Exercise instructions:
Below is a block of records; reproduce all of them exactly and leave out any pictures.
***** Input data
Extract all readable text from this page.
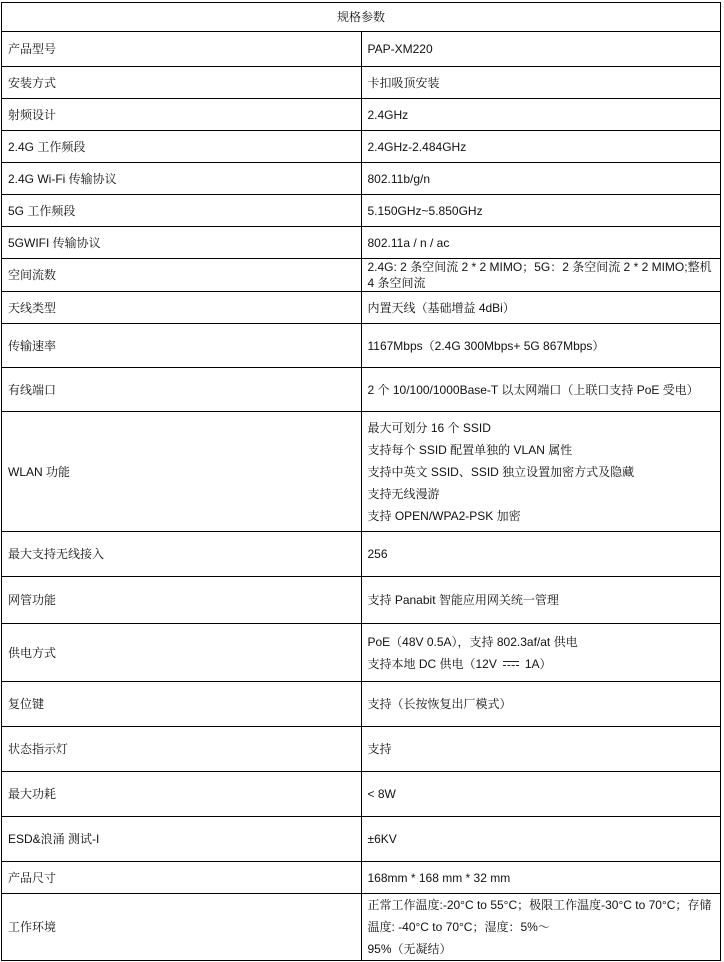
规格参数	
产品型号	PAP-XM220
安装方式	卡扣吸顶安装
射频设计	2.4GHz
2.4G 工作频段	2.4GHz-2.484GHz
2.4G Wi-Fi 传输协议	802.11b/g/n
5G 工作频段	5.150GHz~5.850GHz
5GWIFI 传输协议	802.11a / n / ac
空间流数	2.4G: 2 条空间流 2 * 2 MIMO；5G：2 条空间流 2 * 2 MIMO;整机 4 条空间流
天线类型	内置天线（基础增益 4dBi）
传输速率	1167Mbps（2.4G 300Mbps+ 5G 867Mbps）
有线端口	2 个 10/100/1000Base-T 以太网端口（上联口支持 PoE 受电）
WLAN 功能	最大可划分 16 个 SSID
支持每个 SSID 配置单独的 VLAN 属性
支持中英文 SSID、SSID 独立设置加密方式及隐藏
支持无线漫游
支持 OPEN/WPA2-PSK 加密

最大支持无线接入	256
网管功能	支持 Panabit 智能应用网关统一管理
供电方式	PoE（48V 0.5A），支持 802.3af/at 供电
支持本地 DC 供电（12V 1A）

复位键	支持（长按恢复出厂模式）
状态指示灯	支持
最大功耗	< 8W
ESD&浪涌 测试-I	±6KV
产品尺寸	168mm * 168 mm * 32 mm
工作环境	正常工作温度:-20°C to 55°C；极限工作温度-30°C to 70°C；存储温度: -40°C to 70°C；湿度：5%～
95%（无凝结）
**********
Exercise answer:
Extract all readable text from this page.
规格参数	
产品型号	PAP-XM220
安装方式	卡扣吸顶安装
射频设计	2.4GHz
2.4G 工作频段	2.4GHz-2.484GHz
2.4G Wi-Fi 传输协议	802.11b/g/n
5G 工作频段	5.150GHz~5.850GHz
5GWIFI 传输协议	802.11a / n / ac
空间流数	2.4G: 2 条空间流 2 * 2 MIMO；5G：2 条空间流 2 * 2 MIMO;整机 4 条空间流
天线类型	内置天线（基础增益 4dBi）
传输速率	1167Mbps（2.4G 300Mbps+ 5G 867Mbps）
有线端口	2 个 10/100/1000Base-T 以太网端口（上联口支持 PoE 受电）
WLAN 功能	最大可划分 16 个 SSID
支持每个 SSID 配置单独的 VLAN 属性
支持中英文 SSID、SSID 独立设置加密方式及隐藏
支持无线漫游
支持 OPEN/WPA2-PSK 加密

最大支持无线接入	256
网管功能	支持 Panabit 智能应用网关统一管理
供电方式	PoE（48V 0.5A），支持 802.3af/at 供电
支持本地 DC 供电（12V 1A）

复位键	支持（长按恢复出厂模式）
状态指示灯	支持
最大功耗	< 8W
ESD&浪涌 测试-I	±6KV
产品尺寸	168mm * 168 mm * 32 mm
工作环境	正常工作温度:-20°C to 55°C；极限工作温度-30°C to 70°C；存储温度: -40°C to 70°C；湿度：5%～
95%（无凝结）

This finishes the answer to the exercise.